Goal of the exercise
Track down every line below that holds "title" and copy it.

----------

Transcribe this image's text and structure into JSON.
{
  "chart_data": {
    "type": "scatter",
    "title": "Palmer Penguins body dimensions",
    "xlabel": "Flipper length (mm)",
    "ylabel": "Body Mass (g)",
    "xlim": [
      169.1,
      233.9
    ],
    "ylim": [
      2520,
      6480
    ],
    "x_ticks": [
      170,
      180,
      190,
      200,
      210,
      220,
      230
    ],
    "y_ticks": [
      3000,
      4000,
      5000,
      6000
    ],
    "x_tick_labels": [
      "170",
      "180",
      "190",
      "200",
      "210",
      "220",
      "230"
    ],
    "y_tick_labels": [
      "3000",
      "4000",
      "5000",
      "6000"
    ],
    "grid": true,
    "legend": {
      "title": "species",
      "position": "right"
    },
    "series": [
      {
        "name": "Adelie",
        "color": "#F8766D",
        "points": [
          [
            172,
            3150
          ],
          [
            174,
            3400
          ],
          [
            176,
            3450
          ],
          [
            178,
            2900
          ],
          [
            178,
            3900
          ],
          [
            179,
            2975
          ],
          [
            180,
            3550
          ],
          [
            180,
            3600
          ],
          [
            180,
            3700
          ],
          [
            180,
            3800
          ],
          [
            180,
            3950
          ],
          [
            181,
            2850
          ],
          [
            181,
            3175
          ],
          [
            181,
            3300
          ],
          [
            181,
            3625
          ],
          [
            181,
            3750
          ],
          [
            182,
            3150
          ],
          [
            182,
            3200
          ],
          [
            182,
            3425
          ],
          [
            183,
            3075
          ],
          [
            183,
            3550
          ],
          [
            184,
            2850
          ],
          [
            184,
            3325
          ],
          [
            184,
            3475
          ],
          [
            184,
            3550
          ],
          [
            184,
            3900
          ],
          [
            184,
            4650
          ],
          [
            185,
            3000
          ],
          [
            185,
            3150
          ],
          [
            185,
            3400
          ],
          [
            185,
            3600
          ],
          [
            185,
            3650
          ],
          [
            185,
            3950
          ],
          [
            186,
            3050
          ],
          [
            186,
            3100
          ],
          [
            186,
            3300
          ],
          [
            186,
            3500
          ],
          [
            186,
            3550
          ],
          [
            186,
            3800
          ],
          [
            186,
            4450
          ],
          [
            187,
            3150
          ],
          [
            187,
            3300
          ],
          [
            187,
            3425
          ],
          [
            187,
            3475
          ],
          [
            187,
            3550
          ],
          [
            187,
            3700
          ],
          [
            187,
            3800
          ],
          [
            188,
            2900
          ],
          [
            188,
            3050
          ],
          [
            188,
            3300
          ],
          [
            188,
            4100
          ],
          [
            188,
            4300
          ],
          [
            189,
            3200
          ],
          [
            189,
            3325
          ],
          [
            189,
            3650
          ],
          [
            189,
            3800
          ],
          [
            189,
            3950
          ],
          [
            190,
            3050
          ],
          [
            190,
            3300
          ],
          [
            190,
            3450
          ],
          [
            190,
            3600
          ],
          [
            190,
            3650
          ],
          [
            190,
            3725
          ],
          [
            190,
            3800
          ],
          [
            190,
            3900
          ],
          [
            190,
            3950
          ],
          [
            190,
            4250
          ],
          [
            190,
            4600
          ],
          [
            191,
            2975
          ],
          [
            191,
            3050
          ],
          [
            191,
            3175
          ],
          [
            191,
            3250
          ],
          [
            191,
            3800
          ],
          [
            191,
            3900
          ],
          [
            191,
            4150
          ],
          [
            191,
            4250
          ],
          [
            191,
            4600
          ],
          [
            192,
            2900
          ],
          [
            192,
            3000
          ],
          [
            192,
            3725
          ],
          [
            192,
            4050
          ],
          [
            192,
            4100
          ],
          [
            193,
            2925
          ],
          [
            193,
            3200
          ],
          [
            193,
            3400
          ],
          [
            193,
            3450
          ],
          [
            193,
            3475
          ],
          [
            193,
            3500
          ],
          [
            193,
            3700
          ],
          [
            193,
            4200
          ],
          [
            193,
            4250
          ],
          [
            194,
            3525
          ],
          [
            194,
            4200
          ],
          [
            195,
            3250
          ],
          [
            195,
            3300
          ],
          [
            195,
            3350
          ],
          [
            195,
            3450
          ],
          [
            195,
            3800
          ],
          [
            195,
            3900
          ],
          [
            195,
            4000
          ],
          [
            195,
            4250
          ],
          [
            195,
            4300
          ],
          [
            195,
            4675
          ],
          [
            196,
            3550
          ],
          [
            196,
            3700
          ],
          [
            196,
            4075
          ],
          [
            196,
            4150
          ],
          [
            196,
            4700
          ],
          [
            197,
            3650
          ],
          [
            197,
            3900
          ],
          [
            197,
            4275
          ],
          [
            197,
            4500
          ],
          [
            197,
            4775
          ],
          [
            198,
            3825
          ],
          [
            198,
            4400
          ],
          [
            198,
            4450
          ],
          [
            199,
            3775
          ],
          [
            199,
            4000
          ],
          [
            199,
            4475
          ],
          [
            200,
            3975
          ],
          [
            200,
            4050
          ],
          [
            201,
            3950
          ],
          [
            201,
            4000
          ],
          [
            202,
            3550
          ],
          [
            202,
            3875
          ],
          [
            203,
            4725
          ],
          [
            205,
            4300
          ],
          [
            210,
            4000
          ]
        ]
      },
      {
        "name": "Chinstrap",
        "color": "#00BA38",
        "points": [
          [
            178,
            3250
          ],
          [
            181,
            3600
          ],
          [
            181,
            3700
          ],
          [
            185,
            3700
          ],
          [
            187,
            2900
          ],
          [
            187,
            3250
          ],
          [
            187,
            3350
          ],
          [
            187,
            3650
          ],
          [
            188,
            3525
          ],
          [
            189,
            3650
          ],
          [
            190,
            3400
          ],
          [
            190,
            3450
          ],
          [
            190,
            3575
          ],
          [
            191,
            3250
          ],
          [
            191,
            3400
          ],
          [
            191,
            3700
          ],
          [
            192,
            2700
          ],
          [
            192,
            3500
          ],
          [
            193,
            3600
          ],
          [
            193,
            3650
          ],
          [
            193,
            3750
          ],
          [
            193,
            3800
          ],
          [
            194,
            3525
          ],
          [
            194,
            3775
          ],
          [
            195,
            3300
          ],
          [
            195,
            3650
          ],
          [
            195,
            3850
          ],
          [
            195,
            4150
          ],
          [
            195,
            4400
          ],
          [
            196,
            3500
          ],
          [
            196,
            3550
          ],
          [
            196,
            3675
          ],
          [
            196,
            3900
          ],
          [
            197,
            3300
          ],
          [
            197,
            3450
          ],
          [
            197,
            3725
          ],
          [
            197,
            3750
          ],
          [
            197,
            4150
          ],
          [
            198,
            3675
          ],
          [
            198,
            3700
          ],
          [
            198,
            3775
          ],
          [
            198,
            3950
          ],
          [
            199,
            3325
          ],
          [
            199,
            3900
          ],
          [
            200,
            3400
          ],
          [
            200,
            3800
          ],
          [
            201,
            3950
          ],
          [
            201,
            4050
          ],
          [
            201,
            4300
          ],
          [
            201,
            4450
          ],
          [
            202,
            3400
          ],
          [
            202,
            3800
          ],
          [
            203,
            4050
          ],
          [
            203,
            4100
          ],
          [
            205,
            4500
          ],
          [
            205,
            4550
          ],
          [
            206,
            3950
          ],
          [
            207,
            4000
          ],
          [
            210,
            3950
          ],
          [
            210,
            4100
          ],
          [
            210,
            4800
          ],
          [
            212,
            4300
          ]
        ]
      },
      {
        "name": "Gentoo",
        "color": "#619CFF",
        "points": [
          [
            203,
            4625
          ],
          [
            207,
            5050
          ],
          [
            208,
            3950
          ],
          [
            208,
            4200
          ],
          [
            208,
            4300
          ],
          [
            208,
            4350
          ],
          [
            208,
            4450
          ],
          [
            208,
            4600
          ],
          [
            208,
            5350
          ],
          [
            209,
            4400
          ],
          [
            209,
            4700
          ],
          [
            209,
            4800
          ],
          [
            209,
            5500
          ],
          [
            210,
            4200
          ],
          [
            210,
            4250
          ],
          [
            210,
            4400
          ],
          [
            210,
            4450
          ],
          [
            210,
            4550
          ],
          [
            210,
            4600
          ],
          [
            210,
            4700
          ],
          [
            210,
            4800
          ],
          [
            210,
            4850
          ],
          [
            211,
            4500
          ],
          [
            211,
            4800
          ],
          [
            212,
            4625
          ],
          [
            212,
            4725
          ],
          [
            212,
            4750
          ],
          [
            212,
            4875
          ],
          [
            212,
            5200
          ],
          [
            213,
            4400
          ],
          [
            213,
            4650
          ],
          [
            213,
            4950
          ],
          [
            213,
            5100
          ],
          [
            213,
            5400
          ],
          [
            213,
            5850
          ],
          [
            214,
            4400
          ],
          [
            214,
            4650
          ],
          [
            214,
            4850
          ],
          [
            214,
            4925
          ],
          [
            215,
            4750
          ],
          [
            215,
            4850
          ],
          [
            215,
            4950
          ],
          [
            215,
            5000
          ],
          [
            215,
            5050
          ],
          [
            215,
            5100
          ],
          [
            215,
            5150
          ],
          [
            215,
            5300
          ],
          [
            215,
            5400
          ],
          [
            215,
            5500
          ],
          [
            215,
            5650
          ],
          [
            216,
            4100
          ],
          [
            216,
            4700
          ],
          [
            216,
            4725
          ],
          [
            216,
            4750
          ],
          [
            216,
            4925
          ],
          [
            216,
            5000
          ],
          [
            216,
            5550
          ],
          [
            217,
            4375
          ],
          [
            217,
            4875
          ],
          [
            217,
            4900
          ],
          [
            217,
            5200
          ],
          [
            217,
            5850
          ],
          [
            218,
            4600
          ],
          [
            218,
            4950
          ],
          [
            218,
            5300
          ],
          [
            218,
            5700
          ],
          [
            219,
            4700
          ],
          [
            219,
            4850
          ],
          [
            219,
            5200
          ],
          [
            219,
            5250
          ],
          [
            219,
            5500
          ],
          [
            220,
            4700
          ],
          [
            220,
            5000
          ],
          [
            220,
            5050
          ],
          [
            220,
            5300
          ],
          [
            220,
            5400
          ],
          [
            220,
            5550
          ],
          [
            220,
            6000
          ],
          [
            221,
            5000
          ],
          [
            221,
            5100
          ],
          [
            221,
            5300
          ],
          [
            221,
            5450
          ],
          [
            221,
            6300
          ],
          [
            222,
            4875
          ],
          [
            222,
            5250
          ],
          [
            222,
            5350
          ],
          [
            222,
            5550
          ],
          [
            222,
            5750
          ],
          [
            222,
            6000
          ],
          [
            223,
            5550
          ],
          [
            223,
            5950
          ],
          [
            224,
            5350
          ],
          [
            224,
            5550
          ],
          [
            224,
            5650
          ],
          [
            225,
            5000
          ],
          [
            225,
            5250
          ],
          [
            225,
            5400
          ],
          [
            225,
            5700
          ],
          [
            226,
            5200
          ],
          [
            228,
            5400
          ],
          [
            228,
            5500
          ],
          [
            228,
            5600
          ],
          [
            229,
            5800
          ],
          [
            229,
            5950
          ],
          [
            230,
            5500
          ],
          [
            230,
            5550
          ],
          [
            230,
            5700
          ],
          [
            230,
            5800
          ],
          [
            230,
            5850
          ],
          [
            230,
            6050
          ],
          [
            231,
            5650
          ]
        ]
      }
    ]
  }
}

----------

Expected answer
    "title": "Palmer Penguins body dimensions",
      "title": "species",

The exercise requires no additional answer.